## TASK
From the data that follows, copy every line holding the string "this".

-- EXTRACTED DATA start --

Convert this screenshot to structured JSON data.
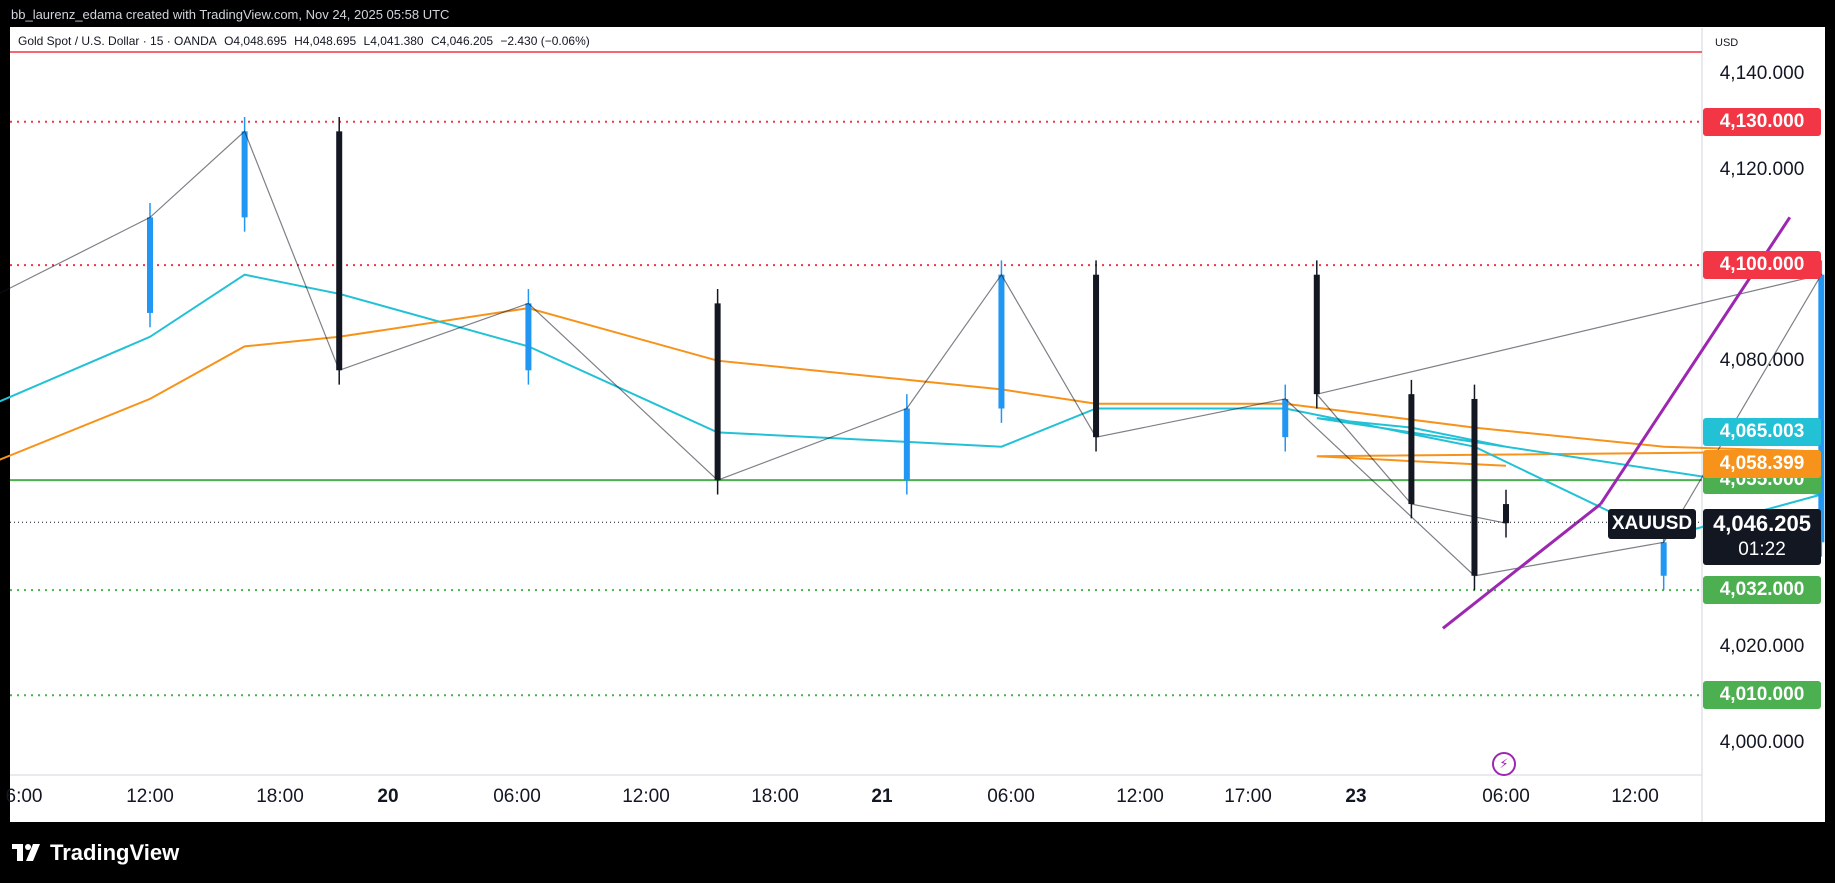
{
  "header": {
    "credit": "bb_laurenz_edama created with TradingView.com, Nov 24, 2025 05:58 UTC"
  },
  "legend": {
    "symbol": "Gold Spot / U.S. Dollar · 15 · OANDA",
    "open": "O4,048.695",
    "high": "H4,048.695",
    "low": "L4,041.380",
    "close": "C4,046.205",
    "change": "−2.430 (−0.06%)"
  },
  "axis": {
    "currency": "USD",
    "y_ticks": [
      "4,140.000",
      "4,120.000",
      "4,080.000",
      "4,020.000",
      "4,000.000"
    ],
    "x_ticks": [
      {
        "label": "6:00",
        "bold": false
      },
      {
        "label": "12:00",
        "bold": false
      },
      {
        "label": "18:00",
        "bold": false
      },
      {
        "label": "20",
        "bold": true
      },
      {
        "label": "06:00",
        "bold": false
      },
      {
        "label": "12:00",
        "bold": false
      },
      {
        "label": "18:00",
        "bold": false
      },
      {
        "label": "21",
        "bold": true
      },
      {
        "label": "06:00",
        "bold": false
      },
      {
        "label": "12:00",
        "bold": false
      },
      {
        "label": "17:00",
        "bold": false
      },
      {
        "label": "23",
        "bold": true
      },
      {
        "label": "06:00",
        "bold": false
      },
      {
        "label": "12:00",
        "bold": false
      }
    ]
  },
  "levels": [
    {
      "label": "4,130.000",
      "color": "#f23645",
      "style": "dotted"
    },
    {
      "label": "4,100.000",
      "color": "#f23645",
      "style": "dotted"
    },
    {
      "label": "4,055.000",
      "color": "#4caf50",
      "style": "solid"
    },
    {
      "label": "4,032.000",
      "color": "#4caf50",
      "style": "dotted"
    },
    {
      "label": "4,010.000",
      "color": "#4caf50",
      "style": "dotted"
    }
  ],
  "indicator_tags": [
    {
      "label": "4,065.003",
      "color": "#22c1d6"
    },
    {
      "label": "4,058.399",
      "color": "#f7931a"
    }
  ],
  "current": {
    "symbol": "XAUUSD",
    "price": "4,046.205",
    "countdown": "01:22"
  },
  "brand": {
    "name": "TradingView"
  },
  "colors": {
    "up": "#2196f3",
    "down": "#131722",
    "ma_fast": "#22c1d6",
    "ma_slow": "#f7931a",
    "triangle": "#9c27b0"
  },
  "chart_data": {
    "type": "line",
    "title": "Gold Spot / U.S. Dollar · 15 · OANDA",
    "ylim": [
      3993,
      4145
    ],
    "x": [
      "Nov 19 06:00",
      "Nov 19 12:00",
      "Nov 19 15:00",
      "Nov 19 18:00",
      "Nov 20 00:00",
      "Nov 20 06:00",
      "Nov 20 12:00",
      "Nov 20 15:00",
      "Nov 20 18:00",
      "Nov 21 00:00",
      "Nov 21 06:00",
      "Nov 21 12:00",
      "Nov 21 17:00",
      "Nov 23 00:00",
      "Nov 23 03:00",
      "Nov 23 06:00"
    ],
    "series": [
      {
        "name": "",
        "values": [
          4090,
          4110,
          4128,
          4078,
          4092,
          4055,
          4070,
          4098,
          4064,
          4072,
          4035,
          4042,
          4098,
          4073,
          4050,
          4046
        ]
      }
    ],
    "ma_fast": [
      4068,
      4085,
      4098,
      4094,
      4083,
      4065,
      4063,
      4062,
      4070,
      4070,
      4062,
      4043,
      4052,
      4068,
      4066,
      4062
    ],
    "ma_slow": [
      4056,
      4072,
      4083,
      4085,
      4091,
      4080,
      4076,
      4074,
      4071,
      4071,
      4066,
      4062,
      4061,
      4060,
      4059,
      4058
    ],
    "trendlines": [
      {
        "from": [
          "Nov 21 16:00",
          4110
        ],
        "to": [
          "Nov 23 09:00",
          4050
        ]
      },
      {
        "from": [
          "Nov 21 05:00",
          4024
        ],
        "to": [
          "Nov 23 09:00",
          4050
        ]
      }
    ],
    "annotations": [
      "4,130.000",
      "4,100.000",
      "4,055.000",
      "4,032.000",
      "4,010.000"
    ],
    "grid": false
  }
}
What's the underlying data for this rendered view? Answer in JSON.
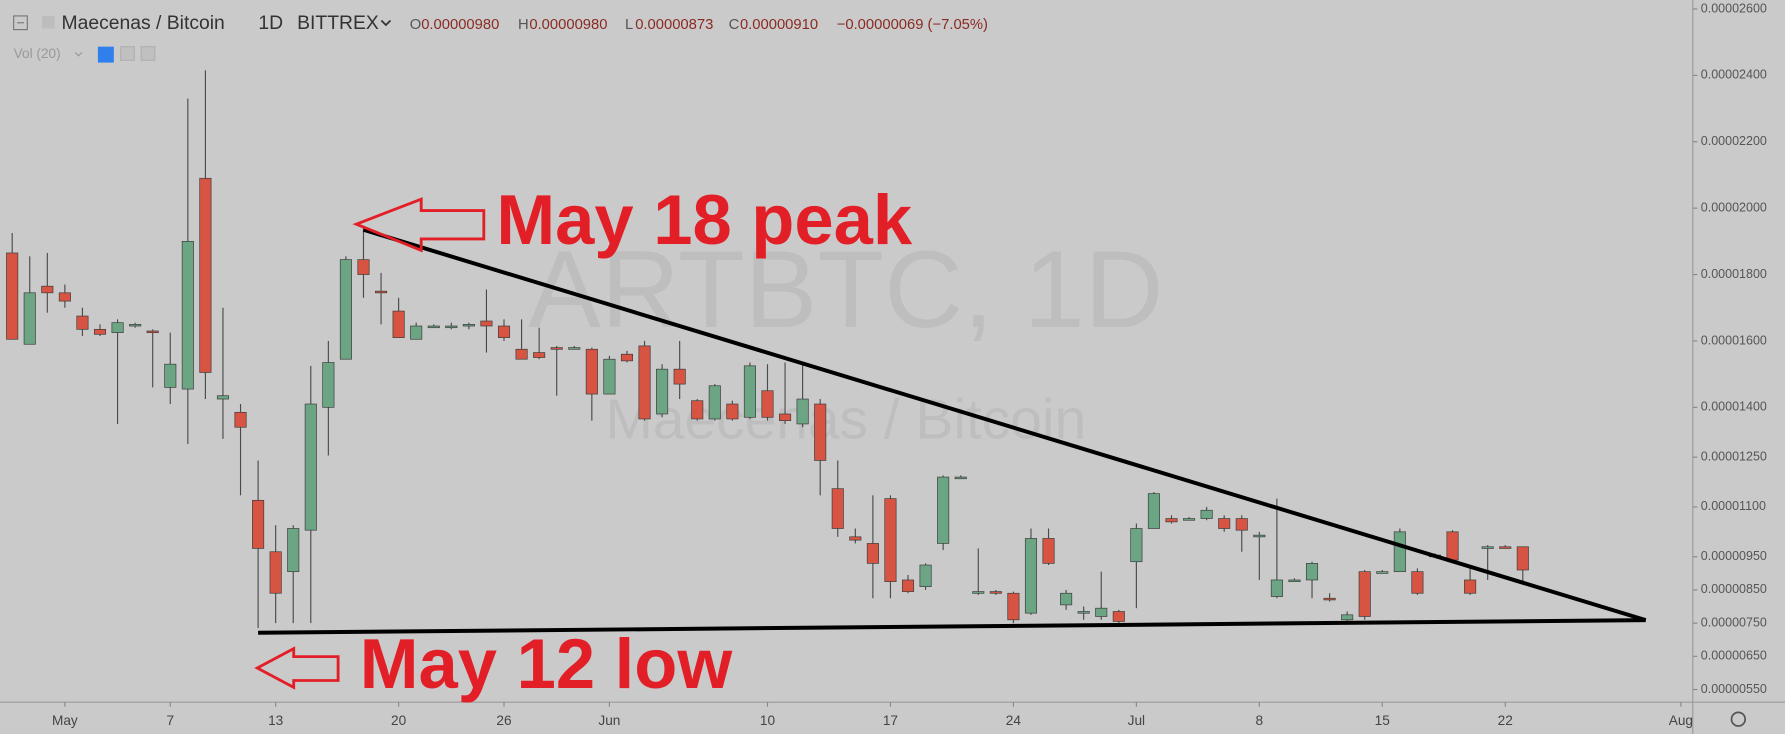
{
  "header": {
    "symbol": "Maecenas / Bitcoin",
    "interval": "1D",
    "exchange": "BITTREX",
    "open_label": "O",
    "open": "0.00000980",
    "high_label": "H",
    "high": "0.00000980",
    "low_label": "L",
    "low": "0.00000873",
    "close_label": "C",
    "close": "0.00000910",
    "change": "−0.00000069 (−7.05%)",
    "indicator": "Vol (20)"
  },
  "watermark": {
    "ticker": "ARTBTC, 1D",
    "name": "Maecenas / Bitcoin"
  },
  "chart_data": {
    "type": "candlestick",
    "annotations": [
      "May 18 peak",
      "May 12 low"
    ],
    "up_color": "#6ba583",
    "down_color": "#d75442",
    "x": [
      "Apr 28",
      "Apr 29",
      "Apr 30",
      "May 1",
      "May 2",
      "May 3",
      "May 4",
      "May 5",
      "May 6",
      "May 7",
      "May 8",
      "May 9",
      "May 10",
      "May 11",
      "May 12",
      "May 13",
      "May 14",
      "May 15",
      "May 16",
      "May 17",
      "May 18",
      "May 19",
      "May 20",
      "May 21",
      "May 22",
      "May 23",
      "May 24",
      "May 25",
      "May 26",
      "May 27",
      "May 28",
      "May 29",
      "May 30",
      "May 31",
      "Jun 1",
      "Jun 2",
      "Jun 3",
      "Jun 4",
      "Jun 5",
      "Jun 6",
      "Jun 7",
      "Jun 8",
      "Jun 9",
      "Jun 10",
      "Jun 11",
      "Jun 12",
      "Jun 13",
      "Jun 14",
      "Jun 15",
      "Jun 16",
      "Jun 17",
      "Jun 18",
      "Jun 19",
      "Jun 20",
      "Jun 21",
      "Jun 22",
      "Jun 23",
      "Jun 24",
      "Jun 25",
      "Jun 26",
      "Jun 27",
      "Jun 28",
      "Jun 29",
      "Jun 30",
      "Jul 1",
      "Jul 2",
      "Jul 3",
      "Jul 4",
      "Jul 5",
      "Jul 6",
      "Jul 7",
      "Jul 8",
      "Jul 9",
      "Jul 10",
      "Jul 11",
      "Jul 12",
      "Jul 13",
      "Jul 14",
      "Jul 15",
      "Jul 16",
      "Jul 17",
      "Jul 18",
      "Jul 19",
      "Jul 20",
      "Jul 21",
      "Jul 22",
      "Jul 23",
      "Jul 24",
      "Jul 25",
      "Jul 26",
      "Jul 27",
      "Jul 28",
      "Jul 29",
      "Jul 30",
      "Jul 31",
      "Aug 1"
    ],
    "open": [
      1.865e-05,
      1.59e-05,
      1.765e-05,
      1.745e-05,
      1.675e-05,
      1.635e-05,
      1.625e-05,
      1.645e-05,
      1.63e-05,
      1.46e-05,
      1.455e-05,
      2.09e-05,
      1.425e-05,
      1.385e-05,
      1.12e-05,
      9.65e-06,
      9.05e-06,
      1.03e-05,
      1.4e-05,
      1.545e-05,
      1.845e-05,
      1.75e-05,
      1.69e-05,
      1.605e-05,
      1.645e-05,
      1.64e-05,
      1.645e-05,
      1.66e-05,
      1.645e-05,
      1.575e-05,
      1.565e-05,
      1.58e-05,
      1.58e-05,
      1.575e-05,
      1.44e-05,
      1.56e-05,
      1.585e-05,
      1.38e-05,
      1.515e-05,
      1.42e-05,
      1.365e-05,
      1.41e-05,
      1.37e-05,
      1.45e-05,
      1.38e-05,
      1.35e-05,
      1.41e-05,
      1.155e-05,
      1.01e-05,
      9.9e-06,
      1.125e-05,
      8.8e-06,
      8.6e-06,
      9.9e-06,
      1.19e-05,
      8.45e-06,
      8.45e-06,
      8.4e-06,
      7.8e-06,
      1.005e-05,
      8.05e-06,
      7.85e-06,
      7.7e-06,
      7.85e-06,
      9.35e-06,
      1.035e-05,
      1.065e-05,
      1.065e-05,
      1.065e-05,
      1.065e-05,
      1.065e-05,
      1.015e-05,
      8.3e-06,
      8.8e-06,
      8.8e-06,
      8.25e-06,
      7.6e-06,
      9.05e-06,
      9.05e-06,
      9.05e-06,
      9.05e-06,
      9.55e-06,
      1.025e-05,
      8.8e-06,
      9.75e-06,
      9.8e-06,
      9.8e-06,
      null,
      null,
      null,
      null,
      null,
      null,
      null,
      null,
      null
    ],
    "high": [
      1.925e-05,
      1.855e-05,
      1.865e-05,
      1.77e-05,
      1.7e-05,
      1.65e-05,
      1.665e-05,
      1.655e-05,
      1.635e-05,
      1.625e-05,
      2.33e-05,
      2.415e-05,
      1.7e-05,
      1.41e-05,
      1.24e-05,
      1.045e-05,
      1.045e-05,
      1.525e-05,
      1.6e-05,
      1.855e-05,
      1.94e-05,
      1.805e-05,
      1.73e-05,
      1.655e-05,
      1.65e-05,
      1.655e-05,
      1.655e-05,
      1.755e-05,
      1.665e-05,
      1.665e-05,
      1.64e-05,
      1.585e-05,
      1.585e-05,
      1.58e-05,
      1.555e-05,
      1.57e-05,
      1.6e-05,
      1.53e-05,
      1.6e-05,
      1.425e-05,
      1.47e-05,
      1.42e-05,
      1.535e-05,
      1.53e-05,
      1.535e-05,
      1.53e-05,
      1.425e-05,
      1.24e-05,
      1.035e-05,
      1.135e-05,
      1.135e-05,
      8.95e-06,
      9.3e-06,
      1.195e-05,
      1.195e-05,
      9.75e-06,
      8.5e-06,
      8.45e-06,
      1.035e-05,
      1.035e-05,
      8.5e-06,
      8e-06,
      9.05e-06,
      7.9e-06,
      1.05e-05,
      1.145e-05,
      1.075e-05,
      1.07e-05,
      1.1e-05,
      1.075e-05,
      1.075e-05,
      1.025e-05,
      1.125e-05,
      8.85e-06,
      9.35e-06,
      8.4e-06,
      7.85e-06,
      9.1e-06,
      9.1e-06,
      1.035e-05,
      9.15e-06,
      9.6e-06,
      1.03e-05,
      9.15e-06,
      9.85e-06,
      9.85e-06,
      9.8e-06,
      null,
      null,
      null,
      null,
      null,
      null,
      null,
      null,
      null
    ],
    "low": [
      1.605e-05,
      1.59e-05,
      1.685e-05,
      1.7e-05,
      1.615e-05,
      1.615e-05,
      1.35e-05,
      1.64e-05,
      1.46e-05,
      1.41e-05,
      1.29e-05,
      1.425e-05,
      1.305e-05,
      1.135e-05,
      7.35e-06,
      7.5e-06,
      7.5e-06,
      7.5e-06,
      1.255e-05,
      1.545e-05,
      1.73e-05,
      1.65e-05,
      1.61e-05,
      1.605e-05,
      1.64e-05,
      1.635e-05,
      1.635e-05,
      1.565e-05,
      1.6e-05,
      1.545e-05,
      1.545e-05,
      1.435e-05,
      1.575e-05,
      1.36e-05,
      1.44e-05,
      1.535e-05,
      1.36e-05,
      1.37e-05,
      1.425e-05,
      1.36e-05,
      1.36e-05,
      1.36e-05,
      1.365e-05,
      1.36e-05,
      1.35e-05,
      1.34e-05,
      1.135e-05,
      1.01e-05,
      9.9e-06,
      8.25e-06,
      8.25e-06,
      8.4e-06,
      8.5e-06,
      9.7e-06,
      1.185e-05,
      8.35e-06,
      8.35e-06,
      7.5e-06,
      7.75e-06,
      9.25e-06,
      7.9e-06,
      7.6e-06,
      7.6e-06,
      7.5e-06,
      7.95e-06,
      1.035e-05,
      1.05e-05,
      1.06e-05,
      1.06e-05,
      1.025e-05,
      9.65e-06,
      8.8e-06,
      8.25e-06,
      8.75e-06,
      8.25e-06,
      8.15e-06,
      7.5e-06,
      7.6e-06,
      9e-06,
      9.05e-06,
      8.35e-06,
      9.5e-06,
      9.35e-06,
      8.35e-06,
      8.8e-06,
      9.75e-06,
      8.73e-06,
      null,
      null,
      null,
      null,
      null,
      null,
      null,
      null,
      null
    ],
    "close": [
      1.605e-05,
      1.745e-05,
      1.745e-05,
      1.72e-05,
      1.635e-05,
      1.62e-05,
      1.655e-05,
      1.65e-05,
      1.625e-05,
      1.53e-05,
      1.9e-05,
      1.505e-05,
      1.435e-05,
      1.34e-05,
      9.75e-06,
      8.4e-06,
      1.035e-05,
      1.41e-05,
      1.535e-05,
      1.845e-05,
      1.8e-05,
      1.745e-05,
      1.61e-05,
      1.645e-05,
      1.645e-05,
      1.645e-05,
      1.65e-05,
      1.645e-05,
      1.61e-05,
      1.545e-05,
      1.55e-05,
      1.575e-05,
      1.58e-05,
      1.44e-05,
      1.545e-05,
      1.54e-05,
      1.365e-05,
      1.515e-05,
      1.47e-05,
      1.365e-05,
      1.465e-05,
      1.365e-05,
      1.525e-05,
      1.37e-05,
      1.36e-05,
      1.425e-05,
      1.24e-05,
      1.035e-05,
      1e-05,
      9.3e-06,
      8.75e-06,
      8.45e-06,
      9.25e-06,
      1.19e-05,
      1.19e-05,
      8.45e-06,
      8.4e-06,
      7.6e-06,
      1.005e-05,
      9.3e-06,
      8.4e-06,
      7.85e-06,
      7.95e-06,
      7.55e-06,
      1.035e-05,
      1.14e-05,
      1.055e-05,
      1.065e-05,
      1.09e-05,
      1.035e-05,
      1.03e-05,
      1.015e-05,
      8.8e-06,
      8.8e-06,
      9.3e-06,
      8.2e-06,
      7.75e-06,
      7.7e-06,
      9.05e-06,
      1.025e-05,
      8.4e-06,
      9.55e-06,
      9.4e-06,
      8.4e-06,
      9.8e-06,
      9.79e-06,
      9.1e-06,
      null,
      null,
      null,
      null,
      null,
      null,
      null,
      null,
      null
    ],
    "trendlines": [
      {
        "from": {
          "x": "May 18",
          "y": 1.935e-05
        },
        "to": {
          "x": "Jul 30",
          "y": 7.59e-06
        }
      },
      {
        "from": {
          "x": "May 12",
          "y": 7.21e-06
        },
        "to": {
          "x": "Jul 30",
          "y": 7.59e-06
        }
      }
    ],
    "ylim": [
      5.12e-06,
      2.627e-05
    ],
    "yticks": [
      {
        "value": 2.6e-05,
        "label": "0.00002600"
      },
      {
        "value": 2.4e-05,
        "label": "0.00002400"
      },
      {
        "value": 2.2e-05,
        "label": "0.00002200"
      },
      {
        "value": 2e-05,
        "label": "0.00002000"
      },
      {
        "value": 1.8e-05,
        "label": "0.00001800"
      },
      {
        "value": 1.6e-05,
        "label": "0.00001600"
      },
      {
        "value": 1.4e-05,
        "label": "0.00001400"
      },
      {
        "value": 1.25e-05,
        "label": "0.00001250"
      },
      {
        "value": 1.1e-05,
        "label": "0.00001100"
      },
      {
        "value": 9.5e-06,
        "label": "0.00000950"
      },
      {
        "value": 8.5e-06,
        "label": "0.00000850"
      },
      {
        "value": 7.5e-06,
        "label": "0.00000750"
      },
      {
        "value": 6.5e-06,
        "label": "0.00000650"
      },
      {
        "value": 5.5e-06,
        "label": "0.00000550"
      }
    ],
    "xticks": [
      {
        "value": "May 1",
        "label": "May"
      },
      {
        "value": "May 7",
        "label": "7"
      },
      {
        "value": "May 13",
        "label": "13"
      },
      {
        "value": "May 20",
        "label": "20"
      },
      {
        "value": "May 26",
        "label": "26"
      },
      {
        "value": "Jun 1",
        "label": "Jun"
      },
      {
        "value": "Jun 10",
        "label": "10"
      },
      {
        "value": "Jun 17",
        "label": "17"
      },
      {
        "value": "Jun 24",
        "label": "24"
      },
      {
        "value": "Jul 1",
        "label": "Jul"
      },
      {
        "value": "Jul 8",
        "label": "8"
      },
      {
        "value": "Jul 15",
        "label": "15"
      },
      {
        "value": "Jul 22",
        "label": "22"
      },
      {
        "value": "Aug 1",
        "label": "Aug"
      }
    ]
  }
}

-- EXTRACTED DATA end --

## ANSWER TO THE EXERCISE
Convert this screenshot to structured JSON data.
What's the underlying data for this rendered view? Answer in JSON.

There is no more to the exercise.